* [Records provided]:
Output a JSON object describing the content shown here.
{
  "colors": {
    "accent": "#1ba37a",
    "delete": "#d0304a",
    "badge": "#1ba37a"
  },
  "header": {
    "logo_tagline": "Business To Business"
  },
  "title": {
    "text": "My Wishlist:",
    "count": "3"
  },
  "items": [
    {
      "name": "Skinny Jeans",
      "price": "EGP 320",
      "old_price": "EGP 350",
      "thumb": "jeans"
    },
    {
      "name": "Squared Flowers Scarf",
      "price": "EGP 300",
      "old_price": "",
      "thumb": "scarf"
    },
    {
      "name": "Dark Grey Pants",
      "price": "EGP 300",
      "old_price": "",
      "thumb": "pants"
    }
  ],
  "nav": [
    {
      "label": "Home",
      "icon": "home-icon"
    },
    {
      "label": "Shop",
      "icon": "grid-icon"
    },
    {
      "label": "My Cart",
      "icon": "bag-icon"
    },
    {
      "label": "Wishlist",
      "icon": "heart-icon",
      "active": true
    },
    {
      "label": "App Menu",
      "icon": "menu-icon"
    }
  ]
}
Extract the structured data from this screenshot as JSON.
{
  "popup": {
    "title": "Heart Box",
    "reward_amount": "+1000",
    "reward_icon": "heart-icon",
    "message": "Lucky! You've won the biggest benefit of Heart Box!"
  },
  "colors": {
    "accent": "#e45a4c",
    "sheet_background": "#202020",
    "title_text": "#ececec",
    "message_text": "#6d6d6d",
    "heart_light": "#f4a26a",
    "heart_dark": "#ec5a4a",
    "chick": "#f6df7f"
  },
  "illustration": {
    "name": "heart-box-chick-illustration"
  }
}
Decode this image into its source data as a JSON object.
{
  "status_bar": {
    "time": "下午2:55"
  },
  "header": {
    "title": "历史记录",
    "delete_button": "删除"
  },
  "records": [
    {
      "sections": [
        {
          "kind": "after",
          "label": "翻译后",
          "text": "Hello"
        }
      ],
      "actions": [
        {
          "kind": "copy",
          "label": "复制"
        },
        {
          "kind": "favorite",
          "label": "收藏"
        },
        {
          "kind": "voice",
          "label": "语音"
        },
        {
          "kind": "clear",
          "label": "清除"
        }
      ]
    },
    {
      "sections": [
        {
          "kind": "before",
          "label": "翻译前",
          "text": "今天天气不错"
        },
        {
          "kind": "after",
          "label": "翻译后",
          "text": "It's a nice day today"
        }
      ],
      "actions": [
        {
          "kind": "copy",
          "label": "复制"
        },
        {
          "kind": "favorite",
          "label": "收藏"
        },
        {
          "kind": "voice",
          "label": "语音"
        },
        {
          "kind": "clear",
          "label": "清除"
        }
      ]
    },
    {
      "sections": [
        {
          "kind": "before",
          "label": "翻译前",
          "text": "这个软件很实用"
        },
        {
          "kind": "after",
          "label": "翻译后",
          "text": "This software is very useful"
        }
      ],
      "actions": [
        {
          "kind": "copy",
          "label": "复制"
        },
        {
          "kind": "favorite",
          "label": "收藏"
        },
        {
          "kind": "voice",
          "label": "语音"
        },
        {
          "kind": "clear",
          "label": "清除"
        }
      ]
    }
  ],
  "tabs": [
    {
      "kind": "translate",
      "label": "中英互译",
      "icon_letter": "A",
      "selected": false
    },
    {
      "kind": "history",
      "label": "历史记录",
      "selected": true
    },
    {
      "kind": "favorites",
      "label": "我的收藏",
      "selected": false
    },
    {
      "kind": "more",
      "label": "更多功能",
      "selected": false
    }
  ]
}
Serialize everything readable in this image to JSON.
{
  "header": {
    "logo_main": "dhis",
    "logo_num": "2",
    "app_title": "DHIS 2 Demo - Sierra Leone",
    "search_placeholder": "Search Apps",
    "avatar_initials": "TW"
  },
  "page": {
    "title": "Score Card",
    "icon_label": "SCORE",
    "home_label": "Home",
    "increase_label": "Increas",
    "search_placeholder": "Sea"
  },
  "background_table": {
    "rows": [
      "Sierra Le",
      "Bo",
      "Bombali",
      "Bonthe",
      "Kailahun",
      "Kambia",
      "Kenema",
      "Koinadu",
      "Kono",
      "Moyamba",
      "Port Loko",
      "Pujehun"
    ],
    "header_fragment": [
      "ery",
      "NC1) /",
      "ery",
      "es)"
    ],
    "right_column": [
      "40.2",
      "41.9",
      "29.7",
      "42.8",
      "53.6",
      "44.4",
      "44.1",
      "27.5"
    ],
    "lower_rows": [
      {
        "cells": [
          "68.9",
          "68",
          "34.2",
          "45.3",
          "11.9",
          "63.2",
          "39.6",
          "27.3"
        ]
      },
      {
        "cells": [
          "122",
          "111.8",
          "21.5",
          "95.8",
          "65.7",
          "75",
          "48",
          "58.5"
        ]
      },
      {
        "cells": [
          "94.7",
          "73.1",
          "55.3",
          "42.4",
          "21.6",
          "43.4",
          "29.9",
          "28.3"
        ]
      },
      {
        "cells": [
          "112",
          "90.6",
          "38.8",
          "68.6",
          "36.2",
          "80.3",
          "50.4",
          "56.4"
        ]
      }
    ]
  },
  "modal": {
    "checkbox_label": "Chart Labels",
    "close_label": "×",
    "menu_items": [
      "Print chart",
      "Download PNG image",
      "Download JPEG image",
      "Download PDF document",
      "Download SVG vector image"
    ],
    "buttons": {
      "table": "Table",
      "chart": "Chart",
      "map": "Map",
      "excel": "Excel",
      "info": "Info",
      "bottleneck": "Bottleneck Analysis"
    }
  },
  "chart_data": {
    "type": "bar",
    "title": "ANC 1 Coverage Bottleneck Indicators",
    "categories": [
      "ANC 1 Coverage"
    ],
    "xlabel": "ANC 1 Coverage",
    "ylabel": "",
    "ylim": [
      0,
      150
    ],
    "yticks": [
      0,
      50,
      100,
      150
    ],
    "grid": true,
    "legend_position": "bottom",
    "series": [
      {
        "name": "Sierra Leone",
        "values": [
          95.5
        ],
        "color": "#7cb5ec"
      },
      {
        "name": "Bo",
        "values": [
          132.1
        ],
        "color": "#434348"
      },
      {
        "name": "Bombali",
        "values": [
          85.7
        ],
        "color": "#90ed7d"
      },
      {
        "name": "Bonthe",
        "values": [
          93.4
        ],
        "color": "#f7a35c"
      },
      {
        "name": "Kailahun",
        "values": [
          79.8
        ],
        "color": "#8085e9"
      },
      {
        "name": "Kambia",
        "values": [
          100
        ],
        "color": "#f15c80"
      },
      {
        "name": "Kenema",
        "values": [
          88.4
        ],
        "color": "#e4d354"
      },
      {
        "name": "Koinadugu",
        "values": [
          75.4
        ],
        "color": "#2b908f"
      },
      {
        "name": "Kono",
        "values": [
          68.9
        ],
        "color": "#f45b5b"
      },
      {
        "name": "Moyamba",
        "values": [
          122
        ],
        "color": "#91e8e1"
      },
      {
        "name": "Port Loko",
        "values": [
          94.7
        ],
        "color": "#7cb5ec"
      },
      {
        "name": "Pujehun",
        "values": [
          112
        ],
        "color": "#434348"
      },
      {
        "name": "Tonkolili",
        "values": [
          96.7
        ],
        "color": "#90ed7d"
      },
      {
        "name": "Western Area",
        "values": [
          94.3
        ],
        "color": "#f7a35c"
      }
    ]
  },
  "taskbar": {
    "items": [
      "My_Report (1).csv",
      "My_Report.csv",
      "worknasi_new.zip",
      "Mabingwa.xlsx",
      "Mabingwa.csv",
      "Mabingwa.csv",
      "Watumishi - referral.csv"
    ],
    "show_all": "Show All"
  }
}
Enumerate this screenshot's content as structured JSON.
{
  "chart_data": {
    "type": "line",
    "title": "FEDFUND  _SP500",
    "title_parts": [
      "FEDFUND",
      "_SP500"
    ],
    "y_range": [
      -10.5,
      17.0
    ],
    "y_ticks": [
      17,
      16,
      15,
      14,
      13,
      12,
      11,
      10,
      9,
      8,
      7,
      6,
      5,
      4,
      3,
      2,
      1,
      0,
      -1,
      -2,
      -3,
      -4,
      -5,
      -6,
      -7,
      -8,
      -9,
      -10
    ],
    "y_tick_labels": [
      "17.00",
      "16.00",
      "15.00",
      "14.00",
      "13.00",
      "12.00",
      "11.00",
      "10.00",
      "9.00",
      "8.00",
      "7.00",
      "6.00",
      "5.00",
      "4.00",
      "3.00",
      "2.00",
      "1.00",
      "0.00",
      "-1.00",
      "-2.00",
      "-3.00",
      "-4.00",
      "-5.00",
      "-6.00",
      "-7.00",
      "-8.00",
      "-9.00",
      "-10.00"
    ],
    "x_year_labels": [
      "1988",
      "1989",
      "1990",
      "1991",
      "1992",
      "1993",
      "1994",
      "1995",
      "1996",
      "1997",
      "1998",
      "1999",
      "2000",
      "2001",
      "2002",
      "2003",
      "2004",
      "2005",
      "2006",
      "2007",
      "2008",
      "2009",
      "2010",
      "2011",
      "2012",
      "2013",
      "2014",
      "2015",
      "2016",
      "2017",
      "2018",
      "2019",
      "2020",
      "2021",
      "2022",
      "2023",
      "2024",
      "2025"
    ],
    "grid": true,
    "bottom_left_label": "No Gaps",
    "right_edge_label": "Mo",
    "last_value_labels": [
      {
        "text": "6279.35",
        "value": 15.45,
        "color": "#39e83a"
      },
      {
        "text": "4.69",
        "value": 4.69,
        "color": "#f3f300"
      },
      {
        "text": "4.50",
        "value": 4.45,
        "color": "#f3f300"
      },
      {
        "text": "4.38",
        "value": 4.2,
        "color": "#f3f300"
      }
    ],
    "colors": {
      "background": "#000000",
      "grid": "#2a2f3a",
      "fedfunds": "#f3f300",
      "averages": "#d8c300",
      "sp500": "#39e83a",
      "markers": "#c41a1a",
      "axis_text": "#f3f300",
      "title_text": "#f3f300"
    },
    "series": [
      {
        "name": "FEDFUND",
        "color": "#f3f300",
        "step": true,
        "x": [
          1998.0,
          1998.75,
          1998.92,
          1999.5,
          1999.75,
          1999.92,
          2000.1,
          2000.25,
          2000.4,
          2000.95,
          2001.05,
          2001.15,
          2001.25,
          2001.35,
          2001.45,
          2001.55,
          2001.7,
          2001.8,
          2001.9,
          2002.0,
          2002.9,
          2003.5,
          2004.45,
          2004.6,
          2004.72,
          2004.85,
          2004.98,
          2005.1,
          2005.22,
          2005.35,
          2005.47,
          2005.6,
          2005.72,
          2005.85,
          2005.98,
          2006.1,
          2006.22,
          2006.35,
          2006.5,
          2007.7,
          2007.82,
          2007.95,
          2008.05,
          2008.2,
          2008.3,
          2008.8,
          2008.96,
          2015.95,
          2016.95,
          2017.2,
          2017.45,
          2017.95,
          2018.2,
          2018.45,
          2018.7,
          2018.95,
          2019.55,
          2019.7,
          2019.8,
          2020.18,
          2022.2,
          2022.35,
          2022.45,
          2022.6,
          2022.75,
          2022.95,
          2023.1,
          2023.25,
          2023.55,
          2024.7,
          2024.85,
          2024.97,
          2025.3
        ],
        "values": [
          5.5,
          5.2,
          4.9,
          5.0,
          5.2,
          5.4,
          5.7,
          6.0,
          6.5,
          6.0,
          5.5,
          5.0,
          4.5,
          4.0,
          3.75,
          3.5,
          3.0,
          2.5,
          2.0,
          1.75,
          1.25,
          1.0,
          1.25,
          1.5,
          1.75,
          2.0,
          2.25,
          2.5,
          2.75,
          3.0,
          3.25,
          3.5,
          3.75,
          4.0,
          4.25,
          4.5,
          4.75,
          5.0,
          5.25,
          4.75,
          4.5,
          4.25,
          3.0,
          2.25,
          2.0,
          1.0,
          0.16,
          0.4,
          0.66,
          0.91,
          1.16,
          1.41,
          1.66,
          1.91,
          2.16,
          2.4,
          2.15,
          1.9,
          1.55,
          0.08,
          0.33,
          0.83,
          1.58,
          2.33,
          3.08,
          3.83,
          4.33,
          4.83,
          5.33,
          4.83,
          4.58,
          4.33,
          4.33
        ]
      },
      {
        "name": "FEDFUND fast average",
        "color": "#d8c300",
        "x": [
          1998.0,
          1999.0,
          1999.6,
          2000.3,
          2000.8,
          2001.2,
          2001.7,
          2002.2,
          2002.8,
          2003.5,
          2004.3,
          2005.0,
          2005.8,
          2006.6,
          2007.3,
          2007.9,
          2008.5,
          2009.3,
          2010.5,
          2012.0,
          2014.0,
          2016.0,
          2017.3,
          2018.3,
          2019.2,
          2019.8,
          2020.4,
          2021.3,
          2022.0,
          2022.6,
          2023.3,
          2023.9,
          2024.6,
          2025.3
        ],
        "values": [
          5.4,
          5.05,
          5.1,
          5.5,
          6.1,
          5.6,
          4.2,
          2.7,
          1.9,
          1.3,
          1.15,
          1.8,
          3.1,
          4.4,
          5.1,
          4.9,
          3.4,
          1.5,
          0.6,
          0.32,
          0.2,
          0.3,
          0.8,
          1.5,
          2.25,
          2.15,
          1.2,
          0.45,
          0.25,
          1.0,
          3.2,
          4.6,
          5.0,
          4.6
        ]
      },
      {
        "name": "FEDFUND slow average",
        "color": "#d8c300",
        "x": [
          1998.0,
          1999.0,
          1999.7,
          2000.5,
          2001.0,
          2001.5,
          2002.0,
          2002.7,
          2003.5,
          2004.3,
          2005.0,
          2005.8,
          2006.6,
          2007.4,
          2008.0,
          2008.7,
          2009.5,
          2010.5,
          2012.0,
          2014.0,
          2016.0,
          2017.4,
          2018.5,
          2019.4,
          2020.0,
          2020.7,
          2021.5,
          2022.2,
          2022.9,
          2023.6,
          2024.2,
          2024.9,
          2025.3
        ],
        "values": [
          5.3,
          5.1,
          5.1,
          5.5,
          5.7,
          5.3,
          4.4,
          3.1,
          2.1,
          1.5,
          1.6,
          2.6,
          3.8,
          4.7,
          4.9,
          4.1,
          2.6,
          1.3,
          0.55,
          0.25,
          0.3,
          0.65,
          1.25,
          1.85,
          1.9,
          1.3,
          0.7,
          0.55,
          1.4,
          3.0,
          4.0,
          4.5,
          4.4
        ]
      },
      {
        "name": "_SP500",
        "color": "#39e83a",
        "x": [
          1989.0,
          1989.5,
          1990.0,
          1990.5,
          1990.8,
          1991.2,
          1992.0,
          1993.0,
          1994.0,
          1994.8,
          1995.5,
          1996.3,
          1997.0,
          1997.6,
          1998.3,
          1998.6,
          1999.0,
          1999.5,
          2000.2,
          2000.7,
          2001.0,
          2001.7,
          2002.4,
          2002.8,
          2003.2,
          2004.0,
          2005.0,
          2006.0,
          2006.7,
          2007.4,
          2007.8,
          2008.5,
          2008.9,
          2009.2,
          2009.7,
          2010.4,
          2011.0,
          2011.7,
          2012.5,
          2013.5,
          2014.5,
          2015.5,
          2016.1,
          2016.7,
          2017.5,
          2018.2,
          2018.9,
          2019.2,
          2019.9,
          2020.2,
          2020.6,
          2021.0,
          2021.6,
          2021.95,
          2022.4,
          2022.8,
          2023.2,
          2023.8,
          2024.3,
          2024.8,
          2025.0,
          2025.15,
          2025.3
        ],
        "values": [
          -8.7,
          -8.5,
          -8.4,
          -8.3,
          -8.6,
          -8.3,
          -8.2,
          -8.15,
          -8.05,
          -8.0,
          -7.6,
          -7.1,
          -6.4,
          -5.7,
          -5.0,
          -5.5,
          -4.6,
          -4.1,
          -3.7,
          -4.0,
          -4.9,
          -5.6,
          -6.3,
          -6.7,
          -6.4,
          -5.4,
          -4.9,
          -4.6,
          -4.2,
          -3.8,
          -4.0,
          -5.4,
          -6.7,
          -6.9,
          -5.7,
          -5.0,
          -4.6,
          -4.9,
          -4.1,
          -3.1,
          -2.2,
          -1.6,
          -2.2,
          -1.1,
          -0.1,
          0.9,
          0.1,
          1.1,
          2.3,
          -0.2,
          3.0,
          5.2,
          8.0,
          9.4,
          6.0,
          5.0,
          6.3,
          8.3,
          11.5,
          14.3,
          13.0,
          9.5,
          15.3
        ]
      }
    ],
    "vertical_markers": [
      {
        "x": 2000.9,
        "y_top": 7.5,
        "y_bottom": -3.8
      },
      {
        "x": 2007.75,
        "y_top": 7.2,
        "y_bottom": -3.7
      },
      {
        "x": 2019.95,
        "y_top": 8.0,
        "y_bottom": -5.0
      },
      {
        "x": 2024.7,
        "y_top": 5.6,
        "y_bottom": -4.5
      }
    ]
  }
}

* [Exercise instructions]: Show the lines of the records that contain the word "Download".

* [Solution for this task]:
      "Download PNG image",
      "Download JPEG image",
      "Download PDF document",
      "Download SVG vector image"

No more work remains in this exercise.